■ What to produce ■
Transcribe the records that follow, preserving every word.

■ Given information ■

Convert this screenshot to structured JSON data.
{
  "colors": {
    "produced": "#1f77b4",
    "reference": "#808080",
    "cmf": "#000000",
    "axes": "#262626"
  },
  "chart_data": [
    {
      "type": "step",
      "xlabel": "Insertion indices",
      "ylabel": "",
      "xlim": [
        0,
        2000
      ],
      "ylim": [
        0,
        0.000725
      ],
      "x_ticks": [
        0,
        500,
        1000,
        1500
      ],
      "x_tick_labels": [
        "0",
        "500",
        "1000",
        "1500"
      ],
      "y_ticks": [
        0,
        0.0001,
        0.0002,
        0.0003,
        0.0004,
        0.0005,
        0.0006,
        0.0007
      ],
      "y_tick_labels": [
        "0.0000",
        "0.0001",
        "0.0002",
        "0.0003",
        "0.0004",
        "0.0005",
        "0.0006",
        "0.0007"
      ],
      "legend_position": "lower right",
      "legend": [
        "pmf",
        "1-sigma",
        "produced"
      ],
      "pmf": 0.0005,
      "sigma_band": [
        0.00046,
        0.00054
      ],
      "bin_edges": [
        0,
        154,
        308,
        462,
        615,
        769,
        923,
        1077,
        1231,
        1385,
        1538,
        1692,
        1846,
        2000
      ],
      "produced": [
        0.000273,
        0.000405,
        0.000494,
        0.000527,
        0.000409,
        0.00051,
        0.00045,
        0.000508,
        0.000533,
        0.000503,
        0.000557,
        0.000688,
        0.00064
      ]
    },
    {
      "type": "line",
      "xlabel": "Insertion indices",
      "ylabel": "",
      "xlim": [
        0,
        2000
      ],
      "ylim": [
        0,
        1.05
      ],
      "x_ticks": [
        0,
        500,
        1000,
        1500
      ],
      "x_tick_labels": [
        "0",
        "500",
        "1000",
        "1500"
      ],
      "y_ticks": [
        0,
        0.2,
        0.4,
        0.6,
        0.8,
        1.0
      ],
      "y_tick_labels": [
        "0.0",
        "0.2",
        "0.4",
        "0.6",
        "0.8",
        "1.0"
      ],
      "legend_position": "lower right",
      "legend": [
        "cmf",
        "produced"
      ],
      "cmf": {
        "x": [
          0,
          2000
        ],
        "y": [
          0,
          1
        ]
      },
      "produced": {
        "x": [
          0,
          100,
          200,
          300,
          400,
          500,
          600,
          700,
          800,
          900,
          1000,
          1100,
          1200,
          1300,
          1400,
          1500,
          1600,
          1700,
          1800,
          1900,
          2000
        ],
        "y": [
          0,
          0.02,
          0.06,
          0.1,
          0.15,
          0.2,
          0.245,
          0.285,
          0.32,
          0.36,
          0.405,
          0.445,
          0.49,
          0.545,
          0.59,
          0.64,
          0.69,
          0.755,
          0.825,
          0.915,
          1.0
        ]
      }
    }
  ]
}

■ Result below ■
Convert this screenshot to structured JSON data.
{
  "colors": {
    "produced": "#1f77b4",
    "reference": "#808080",
    "cmf": "#000000",
    "axes": "#262626"
  },
  "chart_data": [
    {
      "type": "step",
      "xlabel": "Insertion indices",
      "ylabel": "",
      "xlim": [
        0,
        2000
      ],
      "ylim": [
        0,
        0.000725
      ],
      "x_ticks": [
        0,
        500,
        1000,
        1500
      ],
      "x_tick_labels": [
        "0",
        "500",
        "1000",
        "1500"
      ],
      "y_ticks": [
        0,
        0.0001,
        0.0002,
        0.0003,
        0.0004,
        0.0005,
        0.0006,
        0.0007
      ],
      "y_tick_labels": [
        "0.0000",
        "0.0001",
        "0.0002",
        "0.0003",
        "0.0004",
        "0.0005",
        "0.0006",
        "0.0007"
      ],
      "legend_position": "lower right",
      "legend": [
        "pmf",
        "1-sigma",
        "produced"
      ],
      "pmf": 0.0005,
      "sigma_band": [
        0.00046,
        0.00054
      ],
      "bin_edges": [
        0,
        154,
        308,
        462,
        615,
        769,
        923,
        1077,
        1231,
        1385,
        1538,
        1692,
        1846,
        2000
      ],
      "produced": [
        0.000273,
        0.000405,
        0.000494,
        0.000527,
        0.000409,
        0.00051,
        0.00045,
        0.000508,
        0.000533,
        0.000503,
        0.000557,
        0.000688,
        0.00064
      ]
    },
    {
      "type": "line",
      "xlabel": "Insertion indices",
      "ylabel": "",
      "xlim": [
        0,
        2000
      ],
      "ylim": [
        0,
        1.05
      ],
      "x_ticks": [
        0,
        500,
        1000,
        1500
      ],
      "x_tick_labels": [
        "0",
        "500",
        "1000",
        "1500"
      ],
      "y_ticks": [
        0,
        0.2,
        0.4,
        0.6,
        0.8,
        1.0
      ],
      "y_tick_labels": [
        "0.0",
        "0.2",
        "0.4",
        "0.6",
        "0.8",
        "1.0"
      ],
      "legend_position": "lower right",
      "legend": [
        "cmf",
        "produced"
      ],
      "cmf": {
        "x": [
          0,
          2000
        ],
        "y": [
          0,
          1
        ]
      },
      "produced": {
        "x": [
          0,
          100,
          200,
          300,
          400,
          500,
          600,
          700,
          800,
          900,
          1000,
          1100,
          1200,
          1300,
          1400,
          1500,
          1600,
          1700,
          1800,
          1900,
          2000
        ],
        "y": [
          0,
          0.02,
          0.06,
          0.1,
          0.15,
          0.2,
          0.245,
          0.285,
          0.32,
          0.36,
          0.405,
          0.445,
          0.49,
          0.545,
          0.59,
          0.64,
          0.69,
          0.755,
          0.825,
          0.915,
          1.0
        ]
      }
    }
  ]
}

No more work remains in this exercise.